Given request: Without the pictures, repeat the listing character for character.

Records to use:
>>>

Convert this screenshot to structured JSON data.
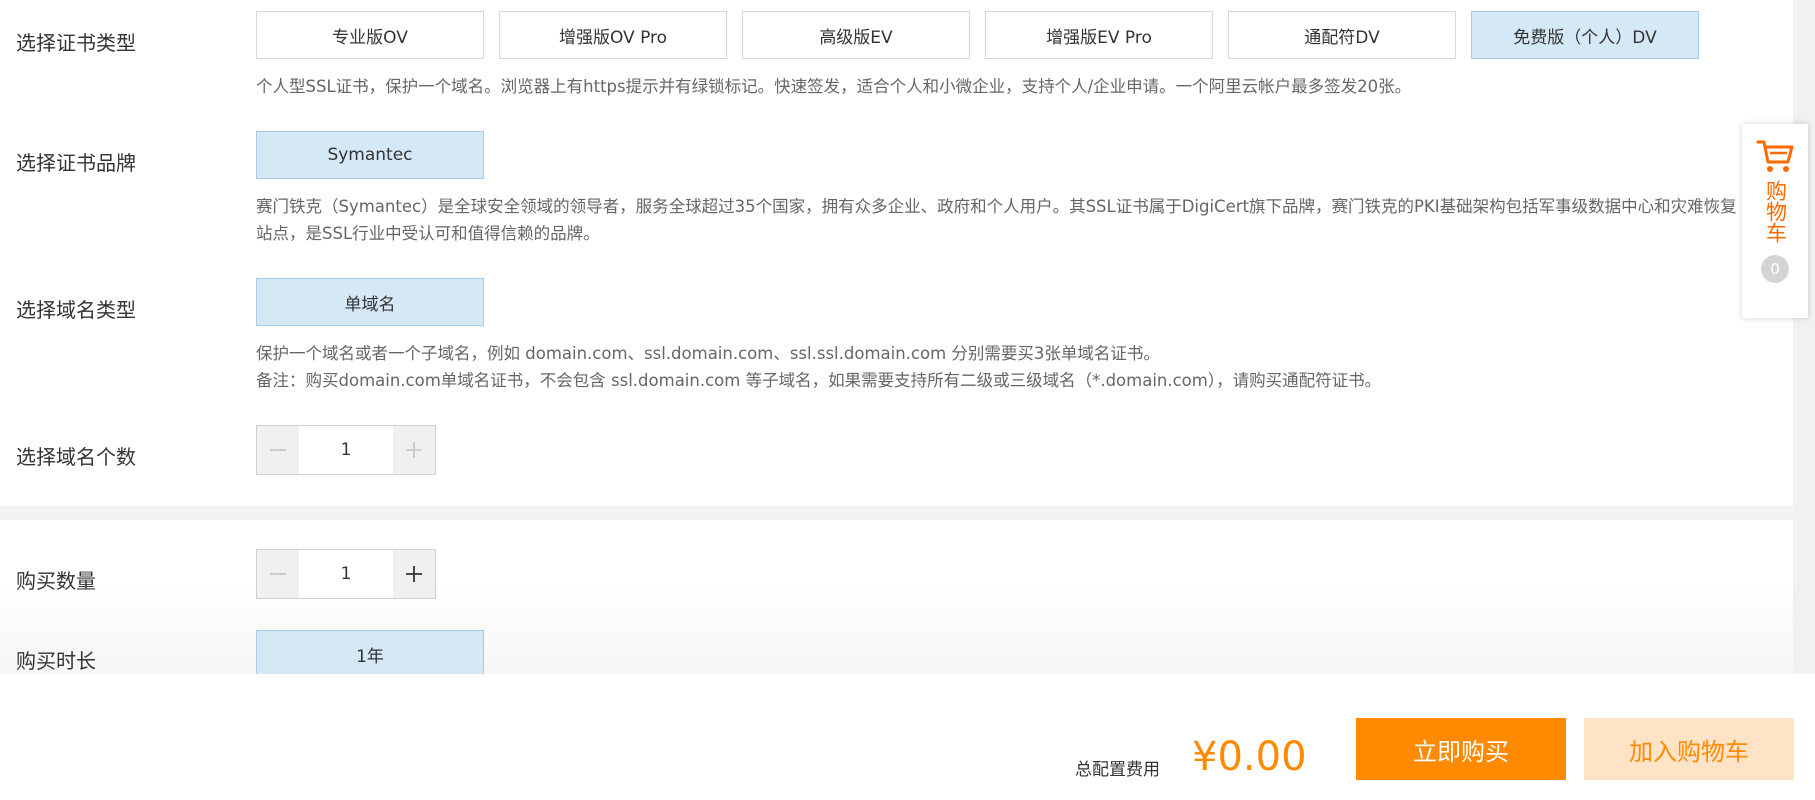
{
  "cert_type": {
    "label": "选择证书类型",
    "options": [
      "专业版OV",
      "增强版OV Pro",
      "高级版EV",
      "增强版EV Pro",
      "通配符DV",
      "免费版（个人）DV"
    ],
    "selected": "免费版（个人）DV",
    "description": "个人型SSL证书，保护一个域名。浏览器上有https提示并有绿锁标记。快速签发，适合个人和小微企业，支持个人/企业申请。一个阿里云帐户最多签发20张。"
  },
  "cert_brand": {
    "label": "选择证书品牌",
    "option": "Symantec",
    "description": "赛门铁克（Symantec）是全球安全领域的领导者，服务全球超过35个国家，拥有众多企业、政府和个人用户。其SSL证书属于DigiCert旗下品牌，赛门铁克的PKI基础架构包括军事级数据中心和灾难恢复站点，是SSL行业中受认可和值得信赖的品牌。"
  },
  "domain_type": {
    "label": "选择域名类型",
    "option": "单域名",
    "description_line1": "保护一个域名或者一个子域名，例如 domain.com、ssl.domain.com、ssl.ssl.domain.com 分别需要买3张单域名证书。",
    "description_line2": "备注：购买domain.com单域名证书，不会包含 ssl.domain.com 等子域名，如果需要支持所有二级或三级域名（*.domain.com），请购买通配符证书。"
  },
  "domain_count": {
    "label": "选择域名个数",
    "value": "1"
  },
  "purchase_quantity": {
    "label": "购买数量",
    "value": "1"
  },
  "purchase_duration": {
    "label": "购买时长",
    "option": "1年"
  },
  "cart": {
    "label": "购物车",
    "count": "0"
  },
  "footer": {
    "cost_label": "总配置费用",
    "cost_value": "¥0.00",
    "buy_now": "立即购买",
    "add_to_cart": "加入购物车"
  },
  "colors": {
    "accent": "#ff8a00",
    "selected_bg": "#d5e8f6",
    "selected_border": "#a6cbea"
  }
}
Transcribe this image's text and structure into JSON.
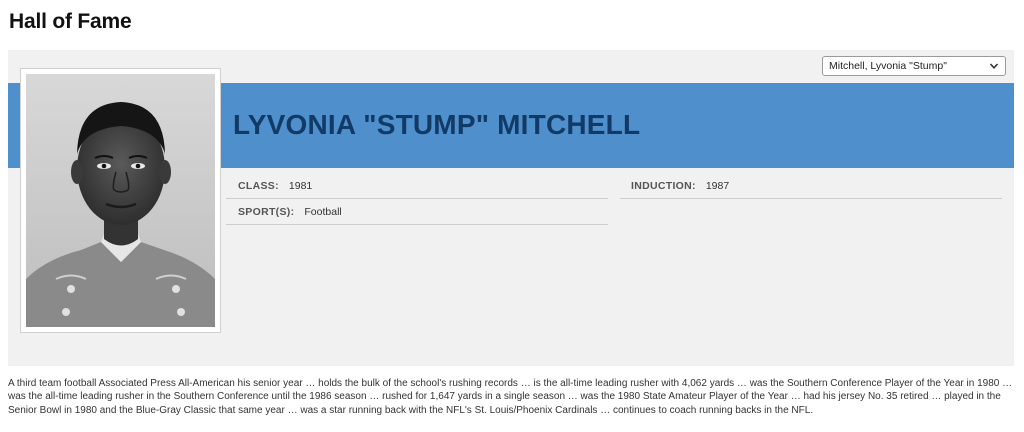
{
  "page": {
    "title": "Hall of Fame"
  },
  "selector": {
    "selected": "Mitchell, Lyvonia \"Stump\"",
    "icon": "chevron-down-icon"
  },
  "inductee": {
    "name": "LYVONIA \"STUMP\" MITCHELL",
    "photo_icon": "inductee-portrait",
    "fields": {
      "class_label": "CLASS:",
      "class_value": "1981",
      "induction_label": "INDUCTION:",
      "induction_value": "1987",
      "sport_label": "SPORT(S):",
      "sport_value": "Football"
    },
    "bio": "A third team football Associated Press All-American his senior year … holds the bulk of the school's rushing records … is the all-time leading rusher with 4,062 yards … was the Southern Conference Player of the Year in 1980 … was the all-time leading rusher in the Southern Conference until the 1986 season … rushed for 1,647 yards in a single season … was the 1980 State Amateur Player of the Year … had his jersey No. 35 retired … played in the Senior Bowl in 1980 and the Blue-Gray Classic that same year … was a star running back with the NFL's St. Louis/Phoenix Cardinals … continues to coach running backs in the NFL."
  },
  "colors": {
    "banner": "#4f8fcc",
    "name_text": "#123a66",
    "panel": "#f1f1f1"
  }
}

<<<

Task output:
Convert this screenshot to structured JSON data.
{
  "cert_type": {
    "label": "选择证书类型",
    "options": [
      "专业版OV",
      "增强版OV Pro",
      "高级版EV",
      "增强版EV Pro",
      "通配符DV",
      "免费版（个人）DV"
    ],
    "selected": "免费版（个人）DV",
    "description": "个人型SSL证书，保护一个域名。浏览器上有https提示并有绿锁标记。快速签发，适合个人和小微企业，支持个人/企业申请。一个阿里云帐户最多签发20张。"
  },
  "cert_brand": {
    "label": "选择证书品牌",
    "option": "Symantec",
    "description": "赛门铁克（Symantec）是全球安全领域的领导者，服务全球超过35个国家，拥有众多企业、政府和个人用户。其SSL证书属于DigiCert旗下品牌，赛门铁克的PKI基础架构包括军事级数据中心和灾难恢复站点，是SSL行业中受认可和值得信赖的品牌。"
  },
  "domain_type": {
    "label": "选择域名类型",
    "option": "单域名",
    "description_line1": "保护一个域名或者一个子域名，例如 domain.com、ssl.domain.com、ssl.ssl.domain.com 分别需要买3张单域名证书。",
    "description_line2": "备注：购买domain.com单域名证书，不会包含 ssl.domain.com 等子域名，如果需要支持所有二级或三级域名（*.domain.com），请购买通配符证书。"
  },
  "domain_count": {
    "label": "选择域名个数",
    "value": "1"
  },
  "purchase_quantity": {
    "label": "购买数量",
    "value": "1"
  },
  "purchase_duration": {
    "label": "购买时长",
    "option": "1年"
  },
  "cart": {
    "label": "购物车",
    "count": "0"
  },
  "footer": {
    "cost_label": "总配置费用",
    "cost_value": "¥0.00",
    "buy_now": "立即购买",
    "add_to_cart": "加入购物车"
  },
  "colors": {
    "accent": "#ff8a00",
    "selected_bg": "#d5e8f6",
    "selected_border": "#a6cbea"
  }
}
Transcribe this image's text and structure into JSON.
{
  "page": {
    "title": "Hall of Fame"
  },
  "selector": {
    "selected": "Mitchell, Lyvonia \"Stump\"",
    "icon": "chevron-down-icon"
  },
  "inductee": {
    "name": "LYVONIA \"STUMP\" MITCHELL",
    "photo_icon": "inductee-portrait",
    "fields": {
      "class_label": "CLASS:",
      "class_value": "1981",
      "induction_label": "INDUCTION:",
      "induction_value": "1987",
      "sport_label": "SPORT(S):",
      "sport_value": "Football"
    },
    "bio": "A third team football Associated Press All-American his senior year … holds the bulk of the school's rushing records … is the all-time leading rusher with 4,062 yards … was the Southern Conference Player of the Year in 1980 … was the all-time leading rusher in the Southern Conference until the 1986 season … rushed for 1,647 yards in a single season … was the 1980 State Amateur Player of the Year … had his jersey No. 35 retired … played in the Senior Bowl in 1980 and the Blue-Gray Classic that same year … was a star running back with the NFL's St. Louis/Phoenix Cardinals … continues to coach running backs in the NFL."
  },
  "colors": {
    "banner": "#4f8fcc",
    "name_text": "#123a66",
    "panel": "#f1f1f1"
  }
}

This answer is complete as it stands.